Collection entries
━━━━━━━━━━━━━━━━
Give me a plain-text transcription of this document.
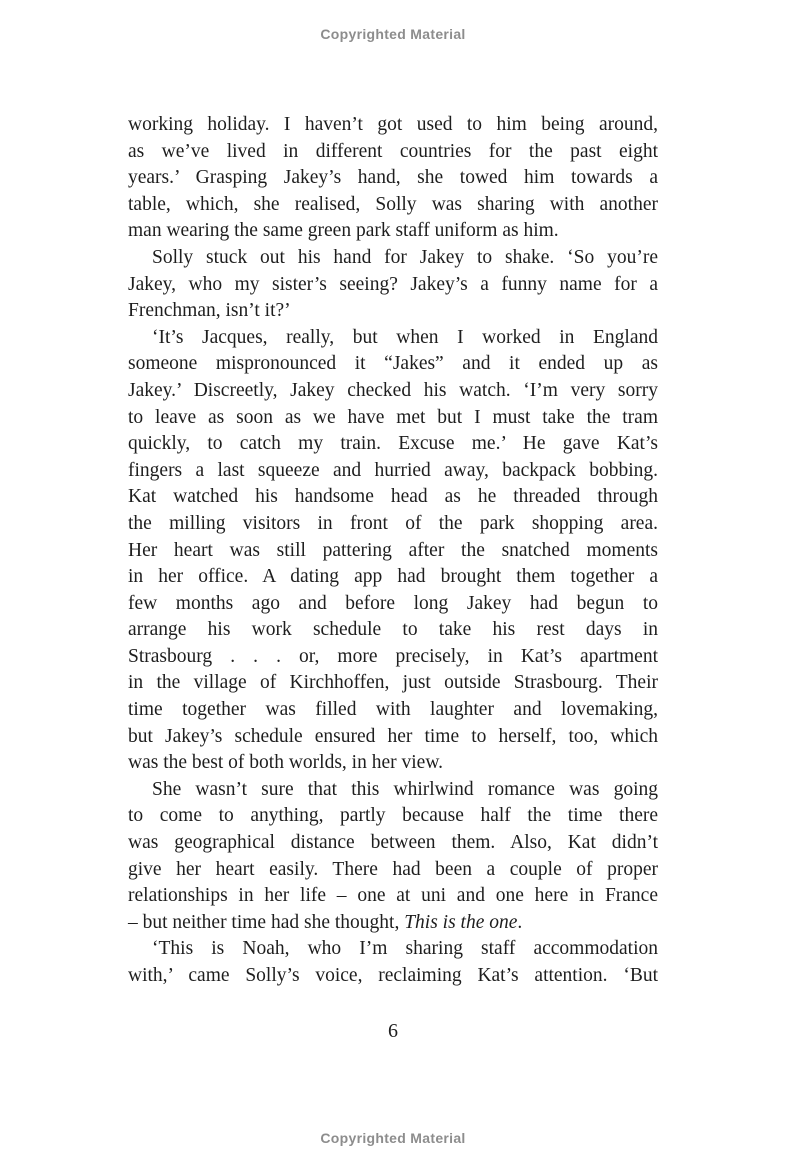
Copyrighted Material
working holiday. I haven’t got used to him being around,
as we’ve lived in different countries for the past eight
years.’ Grasping Jakey’s hand, she towed him towards a
table, which, she realised, Solly was sharing with another
man wearing the same green park staff uniform as him.
Solly stuck out his hand for Jakey to shake. ‘So you’re
Jakey, who my sister’s seeing? Jakey’s a funny name for a
Frenchman, isn’t it?’
‘It’s Jacques, really, but when I worked in England
someone mispronounced it “Jakes” and it ended up as
Jakey.’ Discreetly, Jakey checked his watch. ‘I’m very sorry
to leave as soon as we have met but I must take the tram
quickly, to catch my train. Excuse me.’ He gave Kat’s
fingers a last squeeze and hurried away, backpack bobbing.
Kat watched his handsome head as he threaded through
the milling visitors in front of the park shopping area.
Her heart was still pattering after the snatched moments
in her office. A dating app had brought them together a
few months ago and before long Jakey had begun to
arrange his work schedule to take his rest days in
Strasbourg . . . or, more precisely, in Kat’s apartment
in the village of Kirchhoffen, just outside Strasbourg. Their
time together was filled with laughter and lovemaking,
but Jakey’s schedule ensured her time to herself, too, which
was the best of both worlds, in her view.
She wasn’t sure that this whirlwind romance was going
to come to anything, partly because half the time there
was geographical distance between them. Also, Kat didn’t
give her heart easily. There had been a couple of proper
relationships in her life – one at uni and one here in France
– but neither time had she thought, This is the one.
‘This is Noah, who I’m sharing staff accommodation
with,’ came Solly’s voice, reclaiming Kat’s attention. ‘But
6
Copyrighted Material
━━━━━━━━━━━━━━━━
**Exercise goal:** Every entry must be reproduced exactly, with the images left out.

**Answer to this exercise:**
Give me a plain-text transcription of this document.
Copyrighted Material
working holiday. I haven’t got used to him being around,
as we’ve lived in different countries for the past eight
years.’ Grasping Jakey’s hand, she towed him towards a
table, which, she realised, Solly was sharing with another
man wearing the same green park staff uniform as him.
Solly stuck out his hand for Jakey to shake. ‘So you’re
Jakey, who my sister’s seeing? Jakey’s a funny name for a
Frenchman, isn’t it?’
‘It’s Jacques, really, but when I worked in England
someone mispronounced it “Jakes” and it ended up as
Jakey.’ Discreetly, Jakey checked his watch. ‘I’m very sorry
to leave as soon as we have met but I must take the tram
quickly, to catch my train. Excuse me.’ He gave Kat’s
fingers a last squeeze and hurried away, backpack bobbing.
Kat watched his handsome head as he threaded through
the milling visitors in front of the park shopping area.
Her heart was still pattering after the snatched moments
in her office. A dating app had brought them together a
few months ago and before long Jakey had begun to
arrange his work schedule to take his rest days in
Strasbourg . . . or, more precisely, in Kat’s apartment
in the village of Kirchhoffen, just outside Strasbourg. Their
time together was filled with laughter and lovemaking,
but Jakey’s schedule ensured her time to herself, too, which
was the best of both worlds, in her view.
She wasn’t sure that this whirlwind romance was going
to come to anything, partly because half the time there
was geographical distance between them. Also, Kat didn’t
give her heart easily. There had been a couple of proper
relationships in her life – one at uni and one here in France
– but neither time had she thought, This is the one.
‘This is Noah, who I’m sharing staff accommodation
with,’ came Solly’s voice, reclaiming Kat’s attention. ‘But
6
Copyrighted Material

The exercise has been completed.